Sabato 12 marzo scorso si è svolta presso il Teatro Signorelli di Cortona la presentazione del terzo libro di Stefano Duranti Poccetti, collaboratore di ValdichianaOggi e direttore del webmagazine Corriere dello Spettacolo. Il volume, intitolato Frammenti dalla Senna, è frutto di un lungo soggiorno dell’autore a Parigi e può essere ordinato in tutte le librerie locali o acquistato online.
Ho avuto la possibilità di parlare alla presentazione, instaurando un paragone tra gli eventi narrati nel libro e alcune pagine leopardiane (si parva licet). Riporto il testo del mio intervento, con alcuni lievi ritocchi (ricordo a tutti che entro fine mese l’intera presentazione sarà proposta sulle frequenze di Radio Incontri InBlu).
Buonasera a tutti!
Per prima cosa, intendo ringraziare non soltanto voi che siete accorsi a questa presentazione, ma soprattutto Stefano che mi ha dato questa grande opportunità. Parlare di letteratura in pubblico non accade di frequente: a me succede ora per la prima volta, per cui ne sono assai lieto.
Nel mio intervento eviterò volutamente di leggere passi dell’opera di Stefano – in questo sarò degnamente sostituito da chi parlerà dopo di me – ma intendo piuttosto collocare Frammenti dalla Senna in una linea tematica della tradizione letteraria italiana. Ci tengo a dire questo perché il volume, con tutti i suoi francesismi e i suoi riferimenti espliciti a romanzi dell’Ottocento francese (Zola, Hugo ecc.), parrebbe collocarsi più in un contesto transalpino. Invece, e questo è il senso della mia argomentazione, ha dei legami stretti con la tradizione italiana.

● **Dati forniti**:
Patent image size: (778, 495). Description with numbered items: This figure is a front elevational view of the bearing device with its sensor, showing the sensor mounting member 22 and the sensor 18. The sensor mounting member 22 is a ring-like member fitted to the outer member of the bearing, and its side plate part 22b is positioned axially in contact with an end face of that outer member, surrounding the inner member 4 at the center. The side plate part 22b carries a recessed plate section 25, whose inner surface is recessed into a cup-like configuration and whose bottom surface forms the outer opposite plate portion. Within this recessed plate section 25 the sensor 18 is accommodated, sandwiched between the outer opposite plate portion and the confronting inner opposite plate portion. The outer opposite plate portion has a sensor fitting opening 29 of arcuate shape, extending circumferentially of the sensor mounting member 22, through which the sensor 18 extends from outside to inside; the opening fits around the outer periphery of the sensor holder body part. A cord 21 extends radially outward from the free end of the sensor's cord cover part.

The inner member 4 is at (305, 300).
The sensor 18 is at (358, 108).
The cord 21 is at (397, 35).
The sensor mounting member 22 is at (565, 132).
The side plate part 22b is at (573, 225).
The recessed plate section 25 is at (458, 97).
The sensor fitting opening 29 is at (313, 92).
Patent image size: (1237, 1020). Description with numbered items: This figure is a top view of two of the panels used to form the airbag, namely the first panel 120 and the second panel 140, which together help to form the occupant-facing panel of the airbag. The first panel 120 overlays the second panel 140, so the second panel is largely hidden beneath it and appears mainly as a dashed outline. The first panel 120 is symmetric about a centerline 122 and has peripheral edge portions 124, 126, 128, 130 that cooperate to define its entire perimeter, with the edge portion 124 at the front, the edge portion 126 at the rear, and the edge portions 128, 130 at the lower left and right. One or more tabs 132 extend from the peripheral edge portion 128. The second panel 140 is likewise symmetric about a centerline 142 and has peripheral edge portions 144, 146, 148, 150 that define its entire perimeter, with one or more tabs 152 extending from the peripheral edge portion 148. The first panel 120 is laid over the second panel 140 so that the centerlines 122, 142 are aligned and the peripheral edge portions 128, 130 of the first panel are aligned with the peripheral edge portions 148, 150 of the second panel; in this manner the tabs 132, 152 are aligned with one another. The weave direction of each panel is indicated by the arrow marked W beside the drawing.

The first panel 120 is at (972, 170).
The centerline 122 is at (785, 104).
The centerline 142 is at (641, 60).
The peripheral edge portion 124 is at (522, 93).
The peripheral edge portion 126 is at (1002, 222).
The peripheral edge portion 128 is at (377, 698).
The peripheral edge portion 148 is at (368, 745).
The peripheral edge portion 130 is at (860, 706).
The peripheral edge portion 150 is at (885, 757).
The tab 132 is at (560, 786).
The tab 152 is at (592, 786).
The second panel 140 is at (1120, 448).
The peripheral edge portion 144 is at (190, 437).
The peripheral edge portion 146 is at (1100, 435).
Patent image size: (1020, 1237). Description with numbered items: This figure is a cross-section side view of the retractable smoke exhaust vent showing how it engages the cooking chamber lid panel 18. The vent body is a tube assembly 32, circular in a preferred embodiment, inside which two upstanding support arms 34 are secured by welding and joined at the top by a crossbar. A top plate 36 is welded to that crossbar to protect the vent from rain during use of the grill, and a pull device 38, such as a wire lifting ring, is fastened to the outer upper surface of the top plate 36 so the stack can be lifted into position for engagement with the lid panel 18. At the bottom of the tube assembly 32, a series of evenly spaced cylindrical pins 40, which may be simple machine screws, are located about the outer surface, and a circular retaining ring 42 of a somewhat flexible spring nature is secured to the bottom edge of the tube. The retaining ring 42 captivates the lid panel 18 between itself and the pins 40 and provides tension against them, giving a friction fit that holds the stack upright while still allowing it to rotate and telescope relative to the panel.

● **Compiti da svolgere**:
A: Riscrivi, per favore, il passo dell'estratto del documento che comincia con "Buonasera a tutti!" e prosegue fino a "sono assai lieto.".
B: Rispondi a queste domande basandoti sull'estratto del documento:
(i) In quale teatro si è svolta la presentazione del libro?
(ii) Quale webmagazine dirige Stefano Duranti Poccetti?
(iii) Su quali frequenze sarà proposta l'intera presentazione entro fine mese?

● **Risposte attese**:
A:
Buonasera a tutti!
Per prima cosa, intendo ringraziare non soltanto voi che siete accorsi a questa presentazione, ma soprattutto Stefano che mi ha dato questa grande opportunità. Parlare di letteratura in pubblico non accade di frequente: a me succede ora per la prima volta, per cui ne sono assai lieto.

B:
(i) Al Teatro Signorelli di Cortona.
(ii) Corriere dello Spettacolo.
(iii) Su quelle di Radio Incontri InBlu.